Given exercise:
Copy each line that holds "East".

(Records about charts and figures)
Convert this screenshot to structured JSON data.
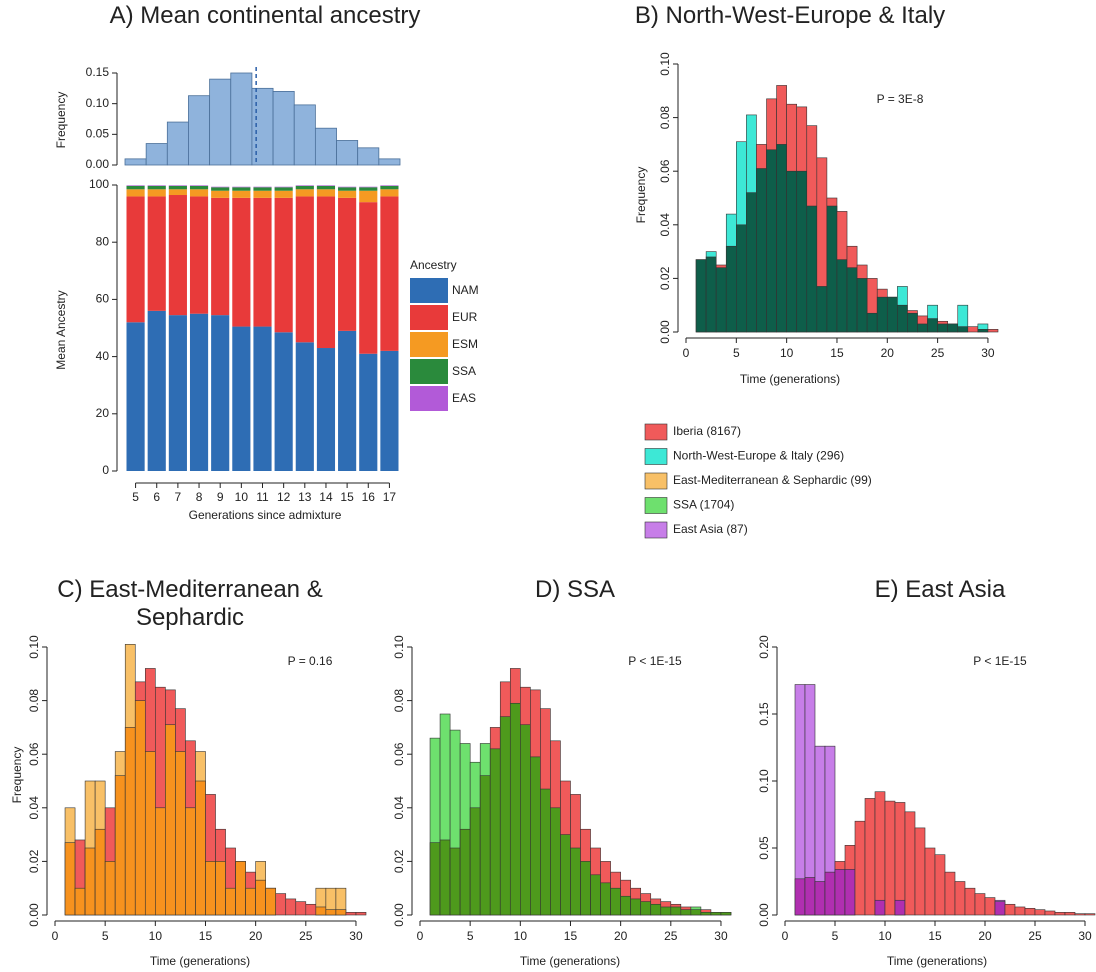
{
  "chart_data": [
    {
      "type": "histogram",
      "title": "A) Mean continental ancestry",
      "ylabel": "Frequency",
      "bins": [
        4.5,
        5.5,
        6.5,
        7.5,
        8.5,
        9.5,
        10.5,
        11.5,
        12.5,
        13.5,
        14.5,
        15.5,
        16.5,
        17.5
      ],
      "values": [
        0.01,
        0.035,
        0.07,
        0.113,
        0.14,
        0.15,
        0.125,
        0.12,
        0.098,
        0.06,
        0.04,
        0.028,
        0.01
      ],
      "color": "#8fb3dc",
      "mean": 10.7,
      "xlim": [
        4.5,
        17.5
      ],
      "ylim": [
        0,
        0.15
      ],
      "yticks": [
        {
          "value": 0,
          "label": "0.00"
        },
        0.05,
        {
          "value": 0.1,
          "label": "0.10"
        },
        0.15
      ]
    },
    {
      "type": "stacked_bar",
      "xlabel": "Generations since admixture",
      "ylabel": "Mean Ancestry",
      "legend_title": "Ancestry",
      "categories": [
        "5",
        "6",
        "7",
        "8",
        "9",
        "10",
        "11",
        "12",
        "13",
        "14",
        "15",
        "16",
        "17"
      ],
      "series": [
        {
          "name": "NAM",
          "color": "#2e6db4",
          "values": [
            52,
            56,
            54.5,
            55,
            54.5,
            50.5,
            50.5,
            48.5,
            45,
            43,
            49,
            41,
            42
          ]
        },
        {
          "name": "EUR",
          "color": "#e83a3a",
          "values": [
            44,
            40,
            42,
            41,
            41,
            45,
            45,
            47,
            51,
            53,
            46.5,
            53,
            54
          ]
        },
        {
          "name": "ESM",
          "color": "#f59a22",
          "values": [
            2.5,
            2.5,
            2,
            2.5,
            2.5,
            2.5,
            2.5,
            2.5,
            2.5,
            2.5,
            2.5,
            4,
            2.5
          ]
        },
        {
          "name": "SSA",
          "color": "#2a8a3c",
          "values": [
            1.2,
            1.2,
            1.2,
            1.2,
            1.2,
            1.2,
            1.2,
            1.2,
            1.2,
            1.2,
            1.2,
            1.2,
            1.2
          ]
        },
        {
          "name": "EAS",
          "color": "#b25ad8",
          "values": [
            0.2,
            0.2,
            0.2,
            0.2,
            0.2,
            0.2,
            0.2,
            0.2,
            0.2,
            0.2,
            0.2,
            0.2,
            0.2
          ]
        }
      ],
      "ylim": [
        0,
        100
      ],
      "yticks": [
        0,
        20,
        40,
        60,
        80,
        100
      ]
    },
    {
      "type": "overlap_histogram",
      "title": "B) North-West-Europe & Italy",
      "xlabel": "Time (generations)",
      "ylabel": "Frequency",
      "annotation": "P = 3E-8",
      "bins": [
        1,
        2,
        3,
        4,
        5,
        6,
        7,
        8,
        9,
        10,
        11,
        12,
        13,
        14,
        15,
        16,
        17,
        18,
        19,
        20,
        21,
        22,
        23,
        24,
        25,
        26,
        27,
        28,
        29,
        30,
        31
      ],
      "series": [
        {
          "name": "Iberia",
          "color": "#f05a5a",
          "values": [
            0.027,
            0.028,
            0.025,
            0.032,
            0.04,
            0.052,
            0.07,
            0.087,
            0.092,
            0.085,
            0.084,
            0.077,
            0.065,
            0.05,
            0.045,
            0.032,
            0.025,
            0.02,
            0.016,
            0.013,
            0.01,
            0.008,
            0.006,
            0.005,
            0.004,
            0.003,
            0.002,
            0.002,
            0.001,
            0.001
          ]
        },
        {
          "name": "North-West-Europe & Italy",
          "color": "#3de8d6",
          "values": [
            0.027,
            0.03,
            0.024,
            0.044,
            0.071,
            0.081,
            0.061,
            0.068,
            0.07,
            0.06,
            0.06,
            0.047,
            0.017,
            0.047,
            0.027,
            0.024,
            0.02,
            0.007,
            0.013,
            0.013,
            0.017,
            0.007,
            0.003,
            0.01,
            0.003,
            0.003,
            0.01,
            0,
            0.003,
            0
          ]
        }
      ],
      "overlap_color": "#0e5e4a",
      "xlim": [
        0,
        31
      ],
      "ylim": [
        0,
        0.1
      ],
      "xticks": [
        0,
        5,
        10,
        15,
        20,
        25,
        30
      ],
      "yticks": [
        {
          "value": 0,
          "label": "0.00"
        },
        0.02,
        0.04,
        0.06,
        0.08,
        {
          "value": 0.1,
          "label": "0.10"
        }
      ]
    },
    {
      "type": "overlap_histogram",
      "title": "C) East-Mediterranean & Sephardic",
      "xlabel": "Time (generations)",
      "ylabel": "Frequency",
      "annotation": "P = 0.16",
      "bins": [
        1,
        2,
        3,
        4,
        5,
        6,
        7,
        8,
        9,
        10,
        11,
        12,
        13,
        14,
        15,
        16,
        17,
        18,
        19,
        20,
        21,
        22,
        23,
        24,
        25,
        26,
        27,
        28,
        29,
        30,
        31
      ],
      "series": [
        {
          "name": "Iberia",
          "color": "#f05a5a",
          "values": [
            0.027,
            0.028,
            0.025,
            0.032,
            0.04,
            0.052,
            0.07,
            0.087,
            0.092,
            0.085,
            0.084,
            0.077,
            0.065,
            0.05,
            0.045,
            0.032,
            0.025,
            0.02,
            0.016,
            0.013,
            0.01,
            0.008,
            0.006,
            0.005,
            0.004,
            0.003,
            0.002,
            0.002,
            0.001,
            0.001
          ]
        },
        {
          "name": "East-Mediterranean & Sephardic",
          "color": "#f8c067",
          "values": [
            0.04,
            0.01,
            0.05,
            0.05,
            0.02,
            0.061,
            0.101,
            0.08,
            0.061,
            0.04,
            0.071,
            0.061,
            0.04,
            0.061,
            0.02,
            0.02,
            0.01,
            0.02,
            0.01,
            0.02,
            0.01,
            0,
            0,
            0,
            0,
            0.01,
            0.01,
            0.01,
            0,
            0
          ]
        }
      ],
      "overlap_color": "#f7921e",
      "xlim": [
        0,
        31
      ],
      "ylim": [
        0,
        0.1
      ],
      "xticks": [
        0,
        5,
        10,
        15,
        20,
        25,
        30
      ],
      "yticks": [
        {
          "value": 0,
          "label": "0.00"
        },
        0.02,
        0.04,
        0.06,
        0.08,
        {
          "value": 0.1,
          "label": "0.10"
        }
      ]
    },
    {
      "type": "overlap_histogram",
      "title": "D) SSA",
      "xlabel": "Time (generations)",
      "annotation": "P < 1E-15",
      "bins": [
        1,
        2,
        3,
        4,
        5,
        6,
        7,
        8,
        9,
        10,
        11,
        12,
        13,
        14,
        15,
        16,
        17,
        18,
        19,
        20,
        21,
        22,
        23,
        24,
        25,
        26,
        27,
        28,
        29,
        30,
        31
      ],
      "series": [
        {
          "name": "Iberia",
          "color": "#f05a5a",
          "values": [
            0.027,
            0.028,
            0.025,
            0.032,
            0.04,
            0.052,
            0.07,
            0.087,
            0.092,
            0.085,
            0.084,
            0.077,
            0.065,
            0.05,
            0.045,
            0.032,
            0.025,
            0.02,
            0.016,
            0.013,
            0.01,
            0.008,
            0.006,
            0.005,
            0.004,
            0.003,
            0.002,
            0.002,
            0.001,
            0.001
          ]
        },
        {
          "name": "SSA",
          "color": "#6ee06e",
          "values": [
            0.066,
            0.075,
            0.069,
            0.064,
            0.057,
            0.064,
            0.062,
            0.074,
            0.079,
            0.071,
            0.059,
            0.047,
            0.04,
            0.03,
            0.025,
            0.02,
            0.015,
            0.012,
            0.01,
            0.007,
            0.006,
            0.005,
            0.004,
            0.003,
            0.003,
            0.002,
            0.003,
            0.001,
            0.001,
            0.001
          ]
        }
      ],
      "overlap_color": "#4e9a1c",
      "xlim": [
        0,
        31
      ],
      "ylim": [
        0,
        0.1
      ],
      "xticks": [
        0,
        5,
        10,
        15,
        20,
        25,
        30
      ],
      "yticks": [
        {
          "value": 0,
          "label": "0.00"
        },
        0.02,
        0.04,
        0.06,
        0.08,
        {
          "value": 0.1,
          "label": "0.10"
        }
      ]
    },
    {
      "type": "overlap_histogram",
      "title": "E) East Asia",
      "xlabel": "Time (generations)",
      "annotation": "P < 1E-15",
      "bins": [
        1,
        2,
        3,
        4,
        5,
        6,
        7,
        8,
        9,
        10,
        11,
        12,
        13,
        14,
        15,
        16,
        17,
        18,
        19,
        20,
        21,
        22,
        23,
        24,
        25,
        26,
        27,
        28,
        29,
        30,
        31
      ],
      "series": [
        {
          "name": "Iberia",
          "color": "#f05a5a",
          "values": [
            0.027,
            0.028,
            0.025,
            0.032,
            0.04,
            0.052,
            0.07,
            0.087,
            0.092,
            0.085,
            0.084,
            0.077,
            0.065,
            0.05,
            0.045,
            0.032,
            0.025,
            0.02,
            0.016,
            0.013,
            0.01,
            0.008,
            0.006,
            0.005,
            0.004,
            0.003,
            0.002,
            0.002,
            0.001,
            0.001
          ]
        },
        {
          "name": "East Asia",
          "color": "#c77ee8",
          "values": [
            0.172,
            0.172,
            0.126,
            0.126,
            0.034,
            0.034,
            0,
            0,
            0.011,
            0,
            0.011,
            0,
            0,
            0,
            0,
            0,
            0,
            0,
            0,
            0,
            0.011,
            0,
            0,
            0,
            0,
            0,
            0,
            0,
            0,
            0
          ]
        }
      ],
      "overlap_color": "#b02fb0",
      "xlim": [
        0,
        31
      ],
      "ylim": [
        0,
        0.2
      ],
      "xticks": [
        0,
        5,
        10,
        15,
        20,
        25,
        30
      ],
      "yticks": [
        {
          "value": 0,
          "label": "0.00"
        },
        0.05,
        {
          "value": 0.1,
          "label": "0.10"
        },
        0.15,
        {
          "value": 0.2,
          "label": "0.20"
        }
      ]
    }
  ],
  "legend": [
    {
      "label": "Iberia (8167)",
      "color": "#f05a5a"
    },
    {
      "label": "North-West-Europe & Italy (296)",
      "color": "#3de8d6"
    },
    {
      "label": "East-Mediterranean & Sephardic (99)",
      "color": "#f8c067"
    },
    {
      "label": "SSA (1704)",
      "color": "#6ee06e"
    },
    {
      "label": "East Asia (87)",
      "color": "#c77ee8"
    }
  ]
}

Answer for the task:
      "title": "C) East-Mediterranean & Sephardic",
          "name": "East-Mediterranean & Sephardic",
      "title": "E) East Asia",
          "name": "East Asia",
      "label": "East-Mediterranean & Sephardic (99)",
      "label": "East Asia (87)",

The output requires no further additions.